■ What is expected ■
Pull each line holding the word "apres" from the data.

>> Start Given records

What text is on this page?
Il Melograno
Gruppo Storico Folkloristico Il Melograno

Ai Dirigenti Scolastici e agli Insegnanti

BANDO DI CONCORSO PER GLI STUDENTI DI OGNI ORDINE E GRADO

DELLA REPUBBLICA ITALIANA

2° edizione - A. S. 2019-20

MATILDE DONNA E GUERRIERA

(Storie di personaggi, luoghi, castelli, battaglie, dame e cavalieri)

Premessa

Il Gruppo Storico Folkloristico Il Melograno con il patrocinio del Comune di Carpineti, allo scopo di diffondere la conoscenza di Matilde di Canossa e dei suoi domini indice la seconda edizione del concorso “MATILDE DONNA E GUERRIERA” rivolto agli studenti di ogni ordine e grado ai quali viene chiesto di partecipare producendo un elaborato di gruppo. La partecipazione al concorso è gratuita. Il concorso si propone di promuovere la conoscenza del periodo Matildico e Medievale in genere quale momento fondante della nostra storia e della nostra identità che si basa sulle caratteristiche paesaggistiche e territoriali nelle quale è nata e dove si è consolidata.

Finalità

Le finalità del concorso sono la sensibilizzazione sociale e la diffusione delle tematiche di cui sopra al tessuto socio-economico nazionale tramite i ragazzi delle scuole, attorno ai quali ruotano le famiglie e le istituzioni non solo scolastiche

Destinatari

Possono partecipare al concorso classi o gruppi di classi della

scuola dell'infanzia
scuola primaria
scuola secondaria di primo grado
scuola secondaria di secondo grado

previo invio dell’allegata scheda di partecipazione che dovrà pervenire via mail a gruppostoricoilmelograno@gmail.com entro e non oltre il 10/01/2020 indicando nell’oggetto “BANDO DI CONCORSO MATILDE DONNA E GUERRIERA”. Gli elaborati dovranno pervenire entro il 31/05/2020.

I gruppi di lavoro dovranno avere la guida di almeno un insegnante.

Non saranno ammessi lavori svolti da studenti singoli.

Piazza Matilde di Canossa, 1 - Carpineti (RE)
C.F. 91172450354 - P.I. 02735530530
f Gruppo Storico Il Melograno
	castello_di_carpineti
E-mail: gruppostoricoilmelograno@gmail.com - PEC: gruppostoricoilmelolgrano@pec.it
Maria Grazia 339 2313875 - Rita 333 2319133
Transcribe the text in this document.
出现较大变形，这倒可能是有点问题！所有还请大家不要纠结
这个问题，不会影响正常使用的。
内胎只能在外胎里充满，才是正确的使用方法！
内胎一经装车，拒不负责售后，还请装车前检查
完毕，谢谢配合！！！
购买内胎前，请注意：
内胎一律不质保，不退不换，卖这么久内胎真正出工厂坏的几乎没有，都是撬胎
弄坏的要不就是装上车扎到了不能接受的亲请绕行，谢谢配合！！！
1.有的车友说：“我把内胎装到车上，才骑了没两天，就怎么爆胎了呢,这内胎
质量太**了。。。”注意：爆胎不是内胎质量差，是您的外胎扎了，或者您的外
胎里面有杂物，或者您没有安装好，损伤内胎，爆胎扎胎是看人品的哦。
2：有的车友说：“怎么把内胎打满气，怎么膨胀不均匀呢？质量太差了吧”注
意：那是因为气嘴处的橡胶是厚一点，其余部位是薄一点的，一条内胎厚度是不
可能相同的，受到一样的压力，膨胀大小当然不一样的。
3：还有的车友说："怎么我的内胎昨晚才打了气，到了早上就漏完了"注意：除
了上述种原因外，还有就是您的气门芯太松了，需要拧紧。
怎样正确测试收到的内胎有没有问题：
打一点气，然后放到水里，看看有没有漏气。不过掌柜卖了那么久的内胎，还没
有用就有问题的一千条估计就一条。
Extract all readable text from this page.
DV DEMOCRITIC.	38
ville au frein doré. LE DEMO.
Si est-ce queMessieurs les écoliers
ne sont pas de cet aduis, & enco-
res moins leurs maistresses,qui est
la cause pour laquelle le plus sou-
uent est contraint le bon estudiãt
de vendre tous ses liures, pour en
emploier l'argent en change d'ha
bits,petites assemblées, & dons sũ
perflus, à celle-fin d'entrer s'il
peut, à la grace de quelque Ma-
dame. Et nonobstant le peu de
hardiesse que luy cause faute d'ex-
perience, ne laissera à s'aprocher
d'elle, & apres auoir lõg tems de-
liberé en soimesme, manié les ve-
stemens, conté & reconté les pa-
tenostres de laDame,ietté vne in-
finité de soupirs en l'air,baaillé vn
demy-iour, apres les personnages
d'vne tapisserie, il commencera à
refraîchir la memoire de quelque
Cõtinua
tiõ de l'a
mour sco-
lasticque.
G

>> End Given records

■ Correct answer ■
d'elle, & apres auoir lõg tems de-
demy-iour, apres les personnages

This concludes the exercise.